Given problem » In the listing below, identify each line with the word "usually" and return those lines.

:: Exercise data ::

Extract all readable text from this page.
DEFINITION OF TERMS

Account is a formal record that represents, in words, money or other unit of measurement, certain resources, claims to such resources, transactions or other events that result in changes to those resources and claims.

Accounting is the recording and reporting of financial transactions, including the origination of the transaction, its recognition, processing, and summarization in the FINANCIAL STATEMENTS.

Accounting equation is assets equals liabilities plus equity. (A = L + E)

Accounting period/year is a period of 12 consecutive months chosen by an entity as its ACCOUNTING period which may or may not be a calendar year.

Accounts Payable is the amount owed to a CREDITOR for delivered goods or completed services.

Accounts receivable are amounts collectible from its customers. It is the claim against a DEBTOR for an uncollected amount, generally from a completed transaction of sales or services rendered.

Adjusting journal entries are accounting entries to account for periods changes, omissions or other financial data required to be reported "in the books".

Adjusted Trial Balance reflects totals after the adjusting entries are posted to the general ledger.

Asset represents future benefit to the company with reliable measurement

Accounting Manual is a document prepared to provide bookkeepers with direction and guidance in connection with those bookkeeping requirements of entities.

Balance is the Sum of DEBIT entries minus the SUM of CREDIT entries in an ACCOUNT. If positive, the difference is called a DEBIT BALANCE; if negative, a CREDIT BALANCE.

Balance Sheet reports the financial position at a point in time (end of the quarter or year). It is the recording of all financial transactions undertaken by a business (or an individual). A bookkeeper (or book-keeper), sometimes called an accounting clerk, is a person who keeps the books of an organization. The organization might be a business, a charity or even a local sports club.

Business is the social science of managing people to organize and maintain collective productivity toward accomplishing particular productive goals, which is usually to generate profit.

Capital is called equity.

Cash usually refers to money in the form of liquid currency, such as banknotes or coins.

:::

Solution for this task »
Business is the social science of managing people to organize and maintain collective productivity toward accomplishing particular productive goals, which is usually to generate profit.
Cash usually refers to money in the form of liquid currency, such as banknotes or coins.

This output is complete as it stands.